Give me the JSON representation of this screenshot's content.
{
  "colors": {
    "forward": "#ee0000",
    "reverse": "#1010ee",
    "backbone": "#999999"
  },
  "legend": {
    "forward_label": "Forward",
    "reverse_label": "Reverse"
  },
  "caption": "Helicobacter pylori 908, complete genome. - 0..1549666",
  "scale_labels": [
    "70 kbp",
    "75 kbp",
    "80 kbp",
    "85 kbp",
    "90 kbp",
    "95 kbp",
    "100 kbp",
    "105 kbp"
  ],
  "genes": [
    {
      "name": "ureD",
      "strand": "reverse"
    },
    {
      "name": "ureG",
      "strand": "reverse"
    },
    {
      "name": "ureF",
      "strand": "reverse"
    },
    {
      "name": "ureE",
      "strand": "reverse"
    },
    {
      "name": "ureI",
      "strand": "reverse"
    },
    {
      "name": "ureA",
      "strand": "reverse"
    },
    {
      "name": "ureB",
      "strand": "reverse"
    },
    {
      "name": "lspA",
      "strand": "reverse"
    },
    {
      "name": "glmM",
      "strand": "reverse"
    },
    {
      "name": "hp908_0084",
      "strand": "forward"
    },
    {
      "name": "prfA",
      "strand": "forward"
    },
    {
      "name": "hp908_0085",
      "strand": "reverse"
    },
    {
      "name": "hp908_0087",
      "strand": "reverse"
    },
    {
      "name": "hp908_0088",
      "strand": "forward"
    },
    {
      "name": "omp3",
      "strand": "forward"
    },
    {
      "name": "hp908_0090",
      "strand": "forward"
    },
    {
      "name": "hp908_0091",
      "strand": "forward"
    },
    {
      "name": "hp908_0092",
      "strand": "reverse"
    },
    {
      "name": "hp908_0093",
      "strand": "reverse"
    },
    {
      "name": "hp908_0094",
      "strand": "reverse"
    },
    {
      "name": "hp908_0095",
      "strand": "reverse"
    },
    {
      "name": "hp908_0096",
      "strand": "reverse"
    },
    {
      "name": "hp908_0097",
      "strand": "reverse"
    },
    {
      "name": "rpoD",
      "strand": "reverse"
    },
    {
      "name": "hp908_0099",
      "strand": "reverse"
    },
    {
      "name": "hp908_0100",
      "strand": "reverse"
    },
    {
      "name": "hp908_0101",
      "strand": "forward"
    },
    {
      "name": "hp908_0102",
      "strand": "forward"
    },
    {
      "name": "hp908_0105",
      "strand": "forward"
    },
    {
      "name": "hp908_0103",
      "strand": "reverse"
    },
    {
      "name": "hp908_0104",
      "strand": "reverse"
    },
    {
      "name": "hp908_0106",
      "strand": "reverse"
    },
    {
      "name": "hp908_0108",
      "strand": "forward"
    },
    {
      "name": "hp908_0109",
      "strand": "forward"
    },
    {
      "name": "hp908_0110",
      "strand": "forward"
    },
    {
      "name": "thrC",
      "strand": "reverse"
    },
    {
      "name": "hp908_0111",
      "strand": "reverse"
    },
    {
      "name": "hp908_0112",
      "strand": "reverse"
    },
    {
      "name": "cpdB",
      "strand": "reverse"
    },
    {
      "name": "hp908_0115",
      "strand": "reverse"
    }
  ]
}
══════════════════════════════
* [Task directions]
The records above need copying. Do it exactly.

* [Exercise result]
Give me the JSON representation of this screenshot's content.
{
  "colors": {
    "forward": "#ee0000",
    "reverse": "#1010ee",
    "backbone": "#999999"
  },
  "legend": {
    "forward_label": "Forward",
    "reverse_label": "Reverse"
  },
  "caption": "Helicobacter pylori 908, complete genome. - 0..1549666",
  "scale_labels": [
    "70 kbp",
    "75 kbp",
    "80 kbp",
    "85 kbp",
    "90 kbp",
    "95 kbp",
    "100 kbp",
    "105 kbp"
  ],
  "genes": [
    {
      "name": "ureD",
      "strand": "reverse"
    },
    {
      "name": "ureG",
      "strand": "reverse"
    },
    {
      "name": "ureF",
      "strand": "reverse"
    },
    {
      "name": "ureE",
      "strand": "reverse"
    },
    {
      "name": "ureI",
      "strand": "reverse"
    },
    {
      "name": "ureA",
      "strand": "reverse"
    },
    {
      "name": "ureB",
      "strand": "reverse"
    },
    {
      "name": "lspA",
      "strand": "reverse"
    },
    {
      "name": "glmM",
      "strand": "reverse"
    },
    {
      "name": "hp908_0084",
      "strand": "forward"
    },
    {
      "name": "prfA",
      "strand": "forward"
    },
    {
      "name": "hp908_0085",
      "strand": "reverse"
    },
    {
      "name": "hp908_0087",
      "strand": "reverse"
    },
    {
      "name": "hp908_0088",
      "strand": "forward"
    },
    {
      "name": "omp3",
      "strand": "forward"
    },
    {
      "name": "hp908_0090",
      "strand": "forward"
    },
    {
      "name": "hp908_0091",
      "strand": "forward"
    },
    {
      "name": "hp908_0092",
      "strand": "reverse"
    },
    {
      "name": "hp908_0093",
      "strand": "reverse"
    },
    {
      "name": "hp908_0094",
      "strand": "reverse"
    },
    {
      "name": "hp908_0095",
      "strand": "reverse"
    },
    {
      "name": "hp908_0096",
      "strand": "reverse"
    },
    {
      "name": "hp908_0097",
      "strand": "reverse"
    },
    {
      "name": "rpoD",
      "strand": "reverse"
    },
    {
      "name": "hp908_0099",
      "strand": "reverse"
    },
    {
      "name": "hp908_0100",
      "strand": "reverse"
    },
    {
      "name": "hp908_0101",
      "strand": "forward"
    },
    {
      "name": "hp908_0102",
      "strand": "forward"
    },
    {
      "name": "hp908_0105",
      "strand": "forward"
    },
    {
      "name": "hp908_0103",
      "strand": "reverse"
    },
    {
      "name": "hp908_0104",
      "strand": "reverse"
    },
    {
      "name": "hp908_0106",
      "strand": "reverse"
    },
    {
      "name": "hp908_0108",
      "strand": "forward"
    },
    {
      "name": "hp908_0109",
      "strand": "forward"
    },
    {
      "name": "hp908_0110",
      "strand": "forward"
    },
    {
      "name": "thrC",
      "strand": "reverse"
    },
    {
      "name": "hp908_0111",
      "strand": "reverse"
    },
    {
      "name": "hp908_0112",
      "strand": "reverse"
    },
    {
      "name": "cpdB",
      "strand": "reverse"
    },
    {
      "name": "hp908_0115",
      "strand": "reverse"
    }
  ]
}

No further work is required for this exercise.